>> begin Stored rows

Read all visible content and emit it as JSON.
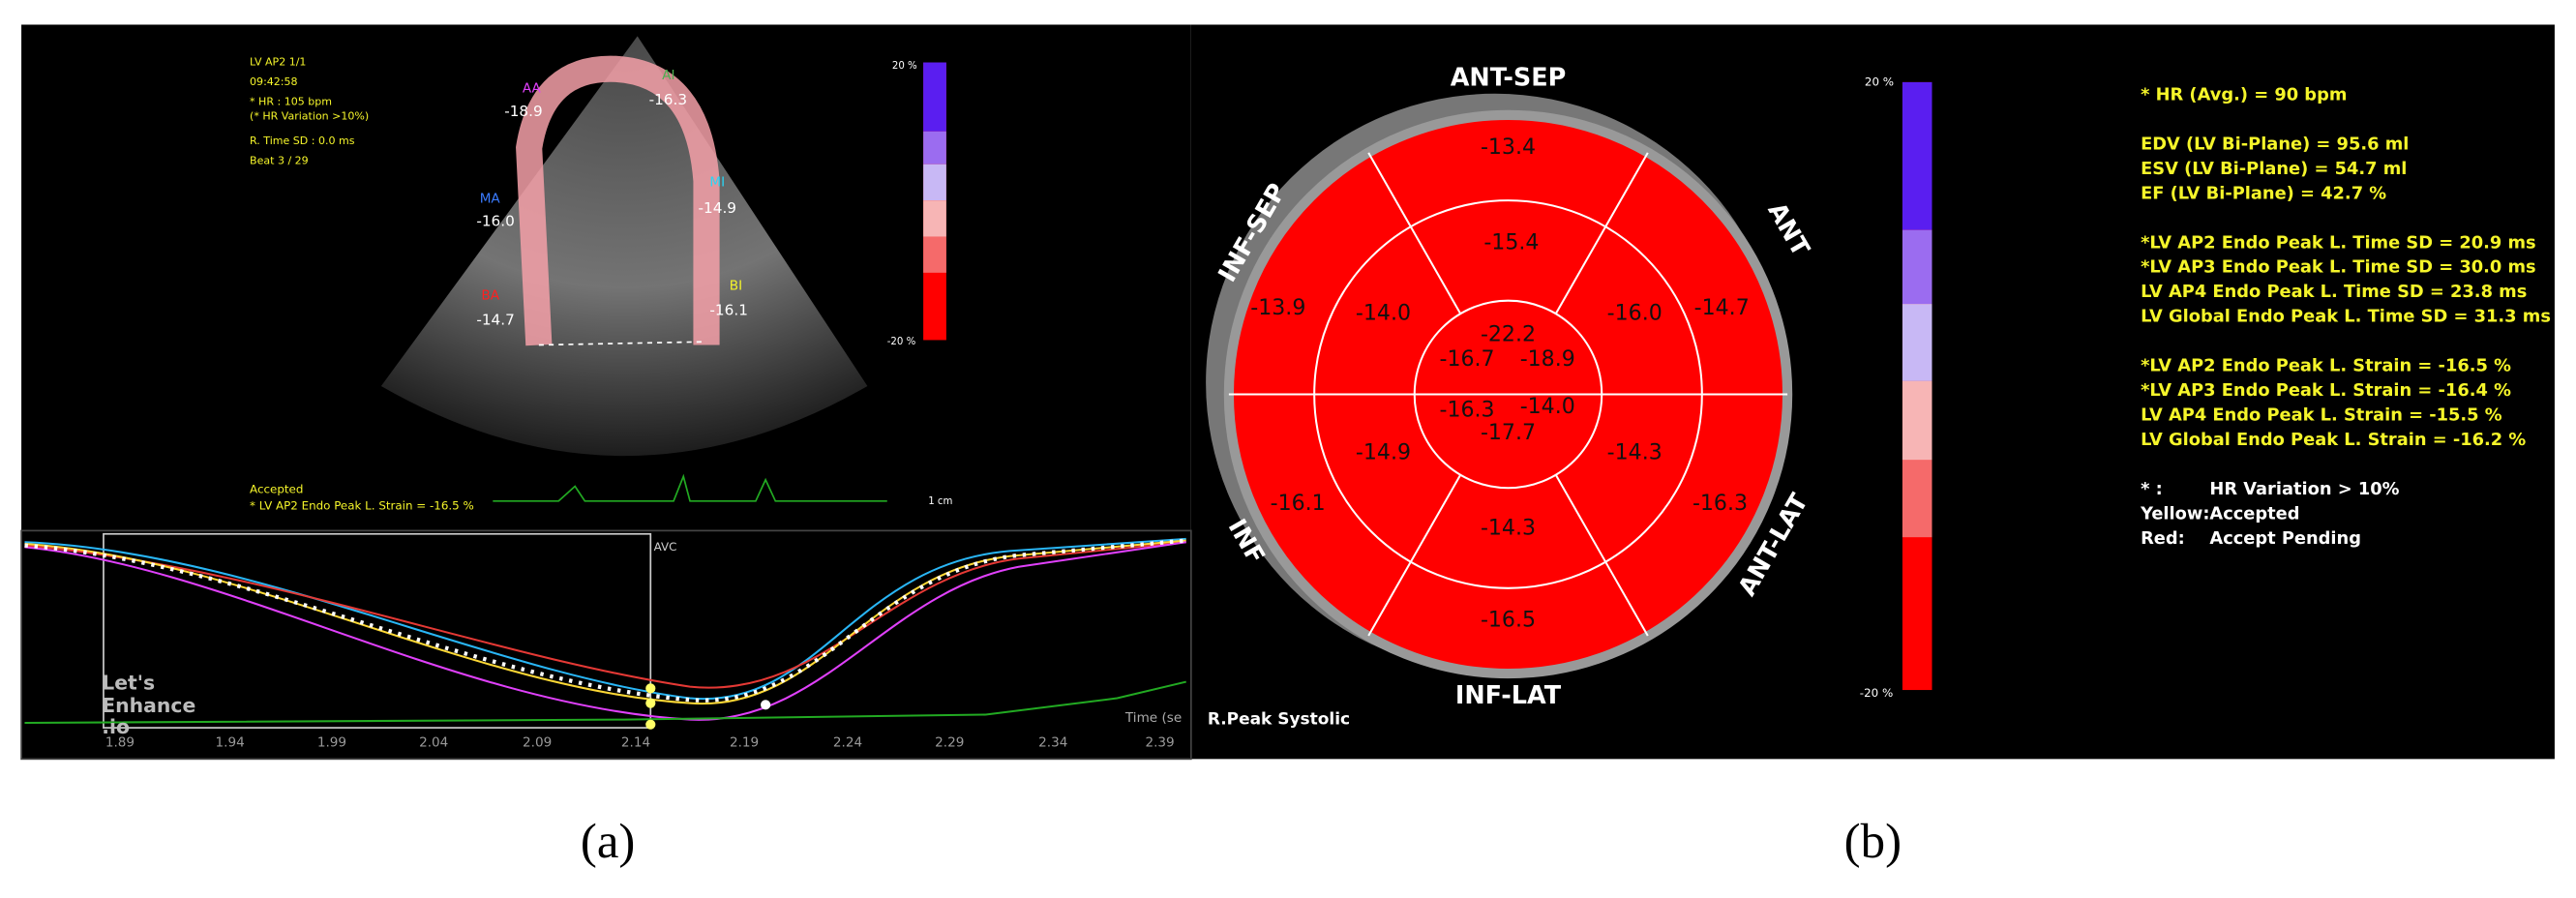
{
  "panel_a": {
    "header": [
      "LV AP2  1/1",
      "09:42:58",
      "* HR : 105 bpm",
      "(* HR Variation >10%)",
      "R. Time SD : 0.0 ms",
      "Beat 3 / 29"
    ],
    "segments": [
      {
        "name": "AA",
        "value": "-18.9"
      },
      {
        "name": "AI",
        "value": "-16.3"
      },
      {
        "name": "MI",
        "value": "-14.9"
      },
      {
        "name": "MA",
        "value": "-16.0"
      },
      {
        "name": "BA",
        "value": "-14.7"
      },
      {
        "name": "BI",
        "value": "-16.1"
      }
    ],
    "colorbar": {
      "top": "20 %",
      "bottom": "-20 %"
    },
    "scale_label": "1 cm",
    "status": "Accepted",
    "strain": "* LV AP2 Endo Peak L. Strain = -16.5 %",
    "marker": "AVC",
    "x_axis_title": "Time (se",
    "x_ticks": [
      "1.89",
      "1.94",
      "1.99",
      "2.04",
      "2.09",
      "2.14",
      "2.19",
      "2.24",
      "2.29",
      "2.34",
      "2.39"
    ],
    "watermark": [
      "Let's",
      "Enhance",
      ".io"
    ]
  },
  "panel_b": {
    "walls": [
      "ANT-SEP",
      "ANT",
      "ANT-LAT",
      "INF-LAT",
      "INF",
      "INF-SEP"
    ],
    "basal": [
      "-13.4",
      "-14.7",
      "-16.3",
      "-16.5",
      "-16.1",
      "-13.9"
    ],
    "mid": [
      "-15.4",
      "-16.0",
      "-14.3",
      "-14.3",
      "-14.9",
      "-14.0"
    ],
    "apical": [
      "-22.2",
      "-18.9",
      "-14.0",
      "-17.7",
      "-16.3",
      "-16.7"
    ],
    "colorbar": {
      "top": "20 %",
      "bottom": "-20 %"
    },
    "view": "R.Peak Systolic",
    "summary": [
      "* HR (Avg.) = 90 bpm",
      "EDV (LV Bi-Plane) = 95.6 ml",
      "ESV (LV Bi-Plane) = 54.7 ml",
      "EF (LV Bi-Plane) = 42.7 %",
      "*LV AP2 Endo Peak L. Time SD = 20.9 ms",
      "*LV AP3 Endo Peak L. Time SD = 30.0 ms",
      "LV AP4 Endo Peak L. Time SD = 23.8 ms",
      "LV Global Endo Peak L. Time SD = 31.3 ms",
      "*LV AP2 Endo Peak L. Strain = -16.5 %",
      "*LV AP3 Endo Peak L. Strain = -16.4 %",
      "LV AP4 Endo Peak L. Strain = -15.5 %",
      "LV Global Endo Peak L. Strain = -16.2 %"
    ],
    "legend": [
      {
        "key": "* :",
        "text": "HR Variation > 10%"
      },
      {
        "key": "Yellow:",
        "text": "Accepted"
      },
      {
        "key": "Red:",
        "text": "Accept Pending"
      }
    ]
  },
  "captions": [
    "(a)",
    "(b)"
  ]
}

>> end Stored rows

■ Short task: Print out the whole of the material word for word, without pictures.

■ Written answer:
Read all visible content and emit it as JSON.
{
  "panel_a": {
    "header": [
      "LV AP2  1/1",
      "09:42:58",
      "* HR : 105 bpm",
      "(* HR Variation >10%)",
      "R. Time SD : 0.0 ms",
      "Beat 3 / 29"
    ],
    "segments": [
      {
        "name": "AA",
        "value": "-18.9"
      },
      {
        "name": "AI",
        "value": "-16.3"
      },
      {
        "name": "MI",
        "value": "-14.9"
      },
      {
        "name": "MA",
        "value": "-16.0"
      },
      {
        "name": "BA",
        "value": "-14.7"
      },
      {
        "name": "BI",
        "value": "-16.1"
      }
    ],
    "colorbar": {
      "top": "20 %",
      "bottom": "-20 %"
    },
    "scale_label": "1 cm",
    "status": "Accepted",
    "strain": "* LV AP2 Endo Peak L. Strain = -16.5 %",
    "marker": "AVC",
    "x_axis_title": "Time (se",
    "x_ticks": [
      "1.89",
      "1.94",
      "1.99",
      "2.04",
      "2.09",
      "2.14",
      "2.19",
      "2.24",
      "2.29",
      "2.34",
      "2.39"
    ],
    "watermark": [
      "Let's",
      "Enhance",
      ".io"
    ]
  },
  "panel_b": {
    "walls": [
      "ANT-SEP",
      "ANT",
      "ANT-LAT",
      "INF-LAT",
      "INF",
      "INF-SEP"
    ],
    "basal": [
      "-13.4",
      "-14.7",
      "-16.3",
      "-16.5",
      "-16.1",
      "-13.9"
    ],
    "mid": [
      "-15.4",
      "-16.0",
      "-14.3",
      "-14.3",
      "-14.9",
      "-14.0"
    ],
    "apical": [
      "-22.2",
      "-18.9",
      "-14.0",
      "-17.7",
      "-16.3",
      "-16.7"
    ],
    "colorbar": {
      "top": "20 %",
      "bottom": "-20 %"
    },
    "view": "R.Peak Systolic",
    "summary": [
      "* HR (Avg.) = 90 bpm",
      "EDV (LV Bi-Plane) = 95.6 ml",
      "ESV (LV Bi-Plane) = 54.7 ml",
      "EF (LV Bi-Plane) = 42.7 %",
      "*LV AP2 Endo Peak L. Time SD = 20.9 ms",
      "*LV AP3 Endo Peak L. Time SD = 30.0 ms",
      "LV AP4 Endo Peak L. Time SD = 23.8 ms",
      "LV Global Endo Peak L. Time SD = 31.3 ms",
      "*LV AP2 Endo Peak L. Strain = -16.5 %",
      "*LV AP3 Endo Peak L. Strain = -16.4 %",
      "LV AP4 Endo Peak L. Strain = -15.5 %",
      "LV Global Endo Peak L. Strain = -16.2 %"
    ],
    "legend": [
      {
        "key": "* :",
        "text": "HR Variation > 10%"
      },
      {
        "key": "Yellow:",
        "text": "Accepted"
      },
      {
        "key": "Red:",
        "text": "Accept Pending"
      }
    ]
  },
  "captions": [
    "(a)",
    "(b)"
  ]
}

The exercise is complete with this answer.